[Dataset records on visual material]
►

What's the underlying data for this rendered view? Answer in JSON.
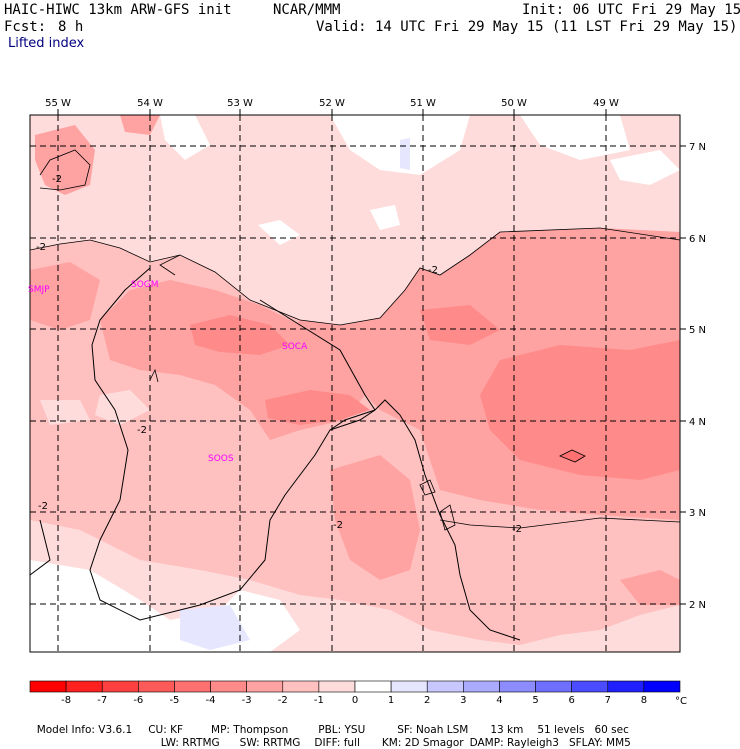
{
  "header": {
    "model": "HAIC-HIWC 13km ARW-GFS init",
    "org": "NCAR/MMM",
    "init": "Init: 06 UTC Fri 29 May 15",
    "fcst_label": "Fcst:",
    "fcst_value": "8 h",
    "valid": "Valid: 14 UTC Fri 29 May 15 (11 LST Fri 29 May 15)",
    "field": "Lifted index"
  },
  "map": {
    "lon_labels": [
      "55 W",
      "54 W",
      "53 W",
      "52 W",
      "51 W",
      "50 W",
      "49 W"
    ],
    "lat_labels": [
      "7 N",
      "6 N",
      "5 N",
      "4 N",
      "3 N",
      "2 N"
    ],
    "stations": [
      "SMJP",
      "SOGM",
      "SOCA",
      "SOOS"
    ],
    "contour_label": "-2",
    "station_color": "#ff00ff"
  },
  "colorbar": {
    "tick_labels": [
      "-8",
      "-7",
      "-6",
      "-5",
      "-4",
      "-3",
      "-2",
      "-1",
      "0",
      "1",
      "2",
      "3",
      "4",
      "5",
      "6",
      "7",
      "8"
    ],
    "unit": "°C",
    "colors": [
      "#ff0000",
      "#ff2020",
      "#ff4040",
      "#ff5a5a",
      "#ff7070",
      "#ff8a8a",
      "#ffa2a2",
      "#ffc0c0",
      "#ffdcdc",
      "#ffffff",
      "#e6e6ff",
      "#c8c8ff",
      "#aaaaff",
      "#8c8cff",
      "#6e6eff",
      "#4b4bff",
      "#2020ff",
      "#0000ff"
    ]
  },
  "footer": {
    "line1": [
      "Model Info: V3.6.1",
      "CU: KF",
      "MP: Thompson",
      "PBL: YSU",
      "SF: Noah LSM",
      "13 km",
      "51 levels",
      "60 sec"
    ],
    "line2": [
      "LW: RRTMG",
      "SW: RRTMG",
      "DIFF: full",
      "KM: 2D Smagor",
      "DAMP: Rayleigh3",
      "SFLAY: MM5"
    ]
  }
}
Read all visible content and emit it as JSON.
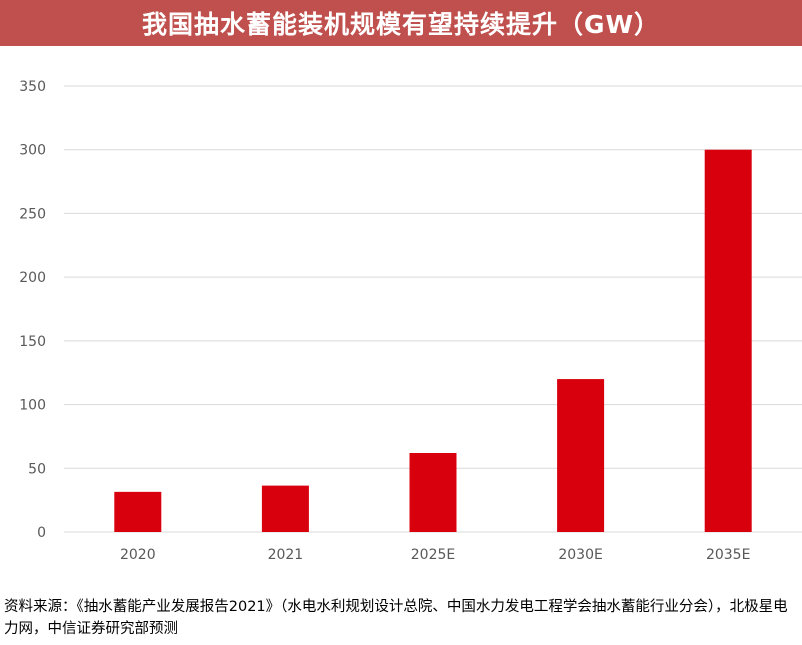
{
  "title": "我国抽水蓄能装机规模有望持续提升（GW）",
  "source": "资料来源：《抽水蓄能产业发展报告2021》（水电水利规划设计总院、中国水力发电工程学会抽水蓄能行业分会），北极星电力网，中信证券研究部预测",
  "colors": {
    "title_bg": "#C0504D",
    "bar": "#D9000D",
    "grid": "#D9D9D9",
    "tick_text": "#595959"
  },
  "chart_data": {
    "type": "bar",
    "title": "我国抽水蓄能装机规模有望持续提升（GW）",
    "categories": [
      "2020",
      "2021",
      "2025E",
      "2030E",
      "2035E"
    ],
    "values": [
      31.5,
      36.4,
      62,
      120,
      300
    ],
    "ylim": [
      0,
      350
    ],
    "yticks": [
      0,
      50,
      100,
      150,
      200,
      250,
      300,
      350
    ],
    "grid": true,
    "legend": "none"
  }
}
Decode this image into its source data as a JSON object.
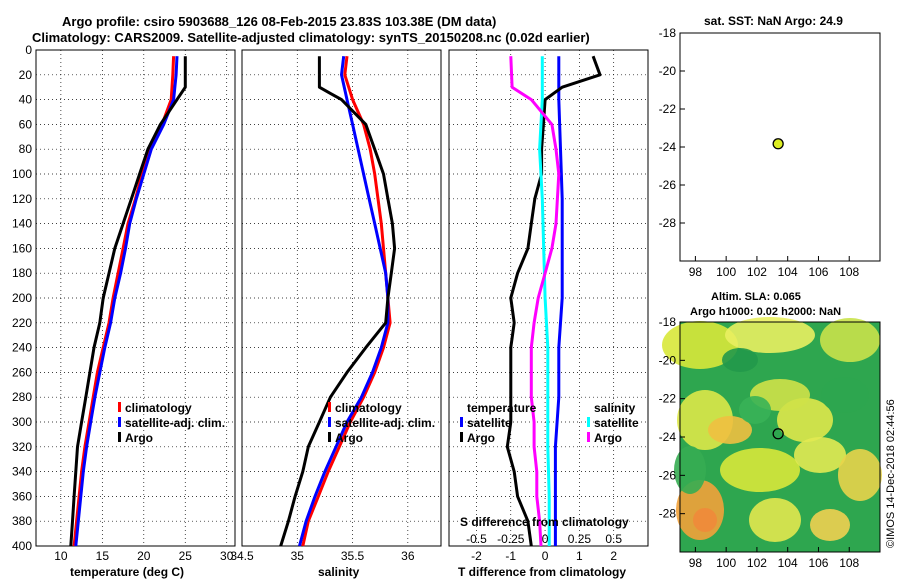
{
  "title": {
    "line1": "Argo profile: csiro 5903688_126 08-Feb-2015 23.83S 103.38E (DM data)",
    "line2": "Climatology: CARS2009. Satellite-adjusted climatology: synTS_20150208.nc (0.02d earlier)"
  },
  "colors": {
    "climatology": "#ff0000",
    "satellite": "#0000ff",
    "argo": "#000000",
    "sat_sal": "#00ffff",
    "argo_sal": "#ff00ff",
    "dot": "#ddee22"
  },
  "chart_data": [
    {
      "id": "temperature",
      "type": "line",
      "xlabel": "temperature (deg C)",
      "xlim": [
        7,
        31
      ],
      "ylim": [
        0,
        400
      ],
      "xticks": [
        10,
        15,
        20,
        25,
        30
      ],
      "yticks": [
        0,
        20,
        40,
        60,
        80,
        100,
        120,
        140,
        160,
        180,
        200,
        220,
        240,
        260,
        280,
        300,
        320,
        340,
        360,
        380,
        400
      ],
      "legend": [
        "climatology",
        "satellite-adj. clim.",
        "Argo"
      ],
      "series": [
        {
          "name": "climatology",
          "color": "red",
          "depth": [
            5,
            20,
            40,
            60,
            80,
            100,
            120,
            140,
            160,
            180,
            200,
            220,
            240,
            260,
            280,
            300,
            320,
            340,
            360,
            380,
            400
          ],
          "values": [
            23.6,
            23.5,
            23.3,
            22.2,
            20.6,
            19.8,
            19.0,
            18.1,
            17.5,
            16.9,
            16.3,
            15.8,
            15.1,
            14.4,
            13.9,
            13.4,
            12.9,
            12.5,
            12.2,
            11.9,
            11.6
          ]
        },
        {
          "name": "satellite-adj. clim.",
          "color": "blue",
          "depth": [
            5,
            20,
            40,
            60,
            80,
            100,
            120,
            140,
            160,
            180,
            200,
            220,
            240,
            260,
            280,
            300,
            320,
            340,
            360,
            380,
            400
          ],
          "values": [
            24.0,
            23.9,
            23.6,
            22.4,
            20.9,
            20.0,
            19.1,
            18.3,
            17.8,
            17.2,
            16.5,
            16.0,
            15.3,
            14.7,
            14.1,
            13.6,
            13.1,
            12.7,
            12.4,
            12.1,
            11.8
          ]
        },
        {
          "name": "Argo",
          "color": "black",
          "depth": [
            5,
            30,
            40,
            60,
            80,
            100,
            120,
            140,
            160,
            180,
            200,
            220,
            240,
            260,
            280,
            300,
            320,
            340,
            360,
            380,
            400
          ],
          "values": [
            25.0,
            25.0,
            24.0,
            22.0,
            20.5,
            19.5,
            18.5,
            17.5,
            16.5,
            15.8,
            15.1,
            14.7,
            14.0,
            13.5,
            13.0,
            12.5,
            12.0,
            11.8,
            11.6,
            11.4,
            11.2
          ]
        }
      ]
    },
    {
      "id": "salinity",
      "type": "line",
      "xlabel": "salinity",
      "xlim": [
        34.5,
        36.3
      ],
      "ylim": [
        0,
        400
      ],
      "xticks": [
        "34.5",
        "35",
        "35.5",
        "36"
      ],
      "yticks": [
        0,
        20,
        40,
        60,
        80,
        100,
        120,
        140,
        160,
        180,
        200,
        220,
        240,
        260,
        280,
        300,
        320,
        340,
        360,
        380,
        400
      ],
      "legend": [
        "climatology",
        "satellite-adj. clim.",
        "Argo"
      ],
      "series": [
        {
          "name": "climatology",
          "color": "red",
          "depth": [
            5,
            20,
            40,
            60,
            80,
            100,
            120,
            140,
            160,
            180,
            200,
            220,
            240,
            260,
            280,
            300,
            320,
            340,
            360,
            380,
            400
          ],
          "values": [
            35.45,
            35.43,
            35.5,
            35.6,
            35.66,
            35.7,
            35.73,
            35.76,
            35.78,
            35.8,
            35.82,
            35.84,
            35.78,
            35.7,
            35.6,
            35.48,
            35.38,
            35.28,
            35.19,
            35.1,
            35.05
          ]
        },
        {
          "name": "satellite-adj. clim.",
          "color": "blue",
          "depth": [
            5,
            20,
            40,
            60,
            80,
            100,
            120,
            140,
            160,
            180,
            200,
            220,
            240,
            260,
            280,
            300,
            320,
            340,
            360,
            380,
            400
          ],
          "values": [
            35.42,
            35.4,
            35.45,
            35.5,
            35.55,
            35.6,
            35.65,
            35.7,
            35.75,
            35.8,
            35.82,
            35.82,
            35.76,
            35.68,
            35.58,
            35.45,
            35.35,
            35.25,
            35.16,
            35.08,
            35.02
          ]
        },
        {
          "name": "Argo",
          "color": "black",
          "depth": [
            5,
            30,
            35,
            40,
            60,
            80,
            100,
            120,
            140,
            160,
            180,
            200,
            220,
            240,
            260,
            280,
            300,
            320,
            340,
            360,
            380,
            400
          ],
          "values": [
            35.2,
            35.2,
            35.3,
            35.4,
            35.62,
            35.7,
            35.78,
            35.82,
            35.86,
            35.88,
            35.85,
            35.82,
            35.8,
            35.62,
            35.45,
            35.3,
            35.2,
            35.1,
            35.05,
            34.98,
            34.92,
            34.85
          ]
        }
      ]
    },
    {
      "id": "difference",
      "type": "line",
      "xlabel": "T difference from climatology",
      "x2label": "S difference from climatology",
      "xlim": [
        -2.8,
        3.0
      ],
      "x2lim": [
        -0.7,
        0.75
      ],
      "ylim": [
        0,
        400
      ],
      "xticks": [
        "-2",
        "-1",
        "0",
        "1",
        "2"
      ],
      "x2ticks": [
        "-0.5",
        "-0.25",
        "0",
        "0.25",
        "0.5"
      ],
      "yticks": [
        0,
        20,
        40,
        60,
        80,
        100,
        120,
        140,
        160,
        180,
        200,
        220,
        240,
        260,
        280,
        300,
        320,
        340,
        360,
        380,
        400
      ],
      "legend_left_title": "temperature",
      "legend_right_title": "salinity",
      "legend_left": [
        "satellite",
        "Argo"
      ],
      "legend_right": [
        "satellite",
        "Argo"
      ],
      "series": [
        {
          "name": "T satellite",
          "color": "blue",
          "axis": "T",
          "depth": [
            5,
            40,
            80,
            120,
            160,
            200,
            240,
            280,
            320,
            360,
            400
          ],
          "values": [
            0.4,
            0.4,
            0.45,
            0.5,
            0.5,
            0.5,
            0.4,
            0.4,
            0.3,
            0.3,
            0.3
          ]
        },
        {
          "name": "T Argo",
          "color": "black",
          "axis": "T",
          "depth": [
            5,
            20,
            30,
            40,
            60,
            80,
            100,
            110,
            120,
            140,
            160,
            180,
            200,
            220,
            240,
            260,
            280,
            300,
            320,
            340,
            360,
            380,
            400
          ],
          "values": [
            1.4,
            1.6,
            0.5,
            0.0,
            -0.05,
            -0.1,
            -0.1,
            -0.2,
            -0.3,
            -0.4,
            -0.5,
            -0.8,
            -1.0,
            -0.9,
            -1.0,
            -1.0,
            -1.0,
            -1.0,
            -1.1,
            -0.9,
            -0.8,
            -0.5,
            -0.4
          ]
        },
        {
          "name": "S satellite",
          "color": "cyan",
          "axis": "S",
          "depth": [
            5,
            40,
            80,
            120,
            160,
            200,
            240,
            280,
            320,
            360,
            400
          ],
          "values": [
            -0.02,
            -0.02,
            -0.04,
            -0.02,
            -0.01,
            0.0,
            0.02,
            0.02,
            0.02,
            0.03,
            0.03
          ]
        },
        {
          "name": "S Argo",
          "color": "magenta",
          "axis": "S",
          "depth": [
            5,
            30,
            40,
            60,
            80,
            100,
            120,
            140,
            160,
            180,
            200,
            220,
            240,
            260,
            280,
            300,
            320,
            340,
            360,
            380,
            400
          ],
          "values": [
            -0.25,
            -0.24,
            -0.1,
            0.05,
            0.08,
            0.1,
            0.09,
            0.08,
            0.05,
            0.0,
            -0.05,
            -0.08,
            -0.1,
            -0.1,
            -0.1,
            -0.08,
            -0.08,
            -0.06,
            -0.06,
            -0.04,
            -0.03
          ]
        }
      ]
    },
    {
      "id": "sat_sst",
      "type": "scatter",
      "title": "sat. SST: NaN Argo: 24.9",
      "xlim": [
        97,
        110
      ],
      "ylim": [
        -30,
        -18
      ],
      "xticks": [
        "98",
        "100",
        "102",
        "104",
        "106",
        "108"
      ],
      "yticks": [
        "-18",
        "-20",
        "-22",
        "-24",
        "-26",
        "-28"
      ],
      "points": [
        {
          "x": 103.38,
          "y": -23.83
        }
      ]
    },
    {
      "id": "sla_map",
      "type": "heatmap",
      "title1": "Altim. SLA: 0.065",
      "title2": "Argo h1000: 0.02 h2000: NaN",
      "xlim": [
        97,
        110
      ],
      "ylim": [
        -30,
        -18
      ],
      "xticks": [
        "98",
        "100",
        "102",
        "104",
        "106",
        "108"
      ],
      "yticks": [
        "-18",
        "-20",
        "-22",
        "-24",
        "-26",
        "-28"
      ],
      "points": [
        {
          "x": 103.38,
          "y": -23.83
        }
      ]
    }
  ],
  "credit": "©IMOS 14-Dec-2018 02:44:56"
}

◄

:: SHORT PROBLEM ::
Pull out every line in the material above where "xlabel" occurs.

:: CORRECT RESPONSE ::
      "xlabel": "temperature (deg C)",
      "xlabel": "salinity",
      "xlabel": "T difference from climatology",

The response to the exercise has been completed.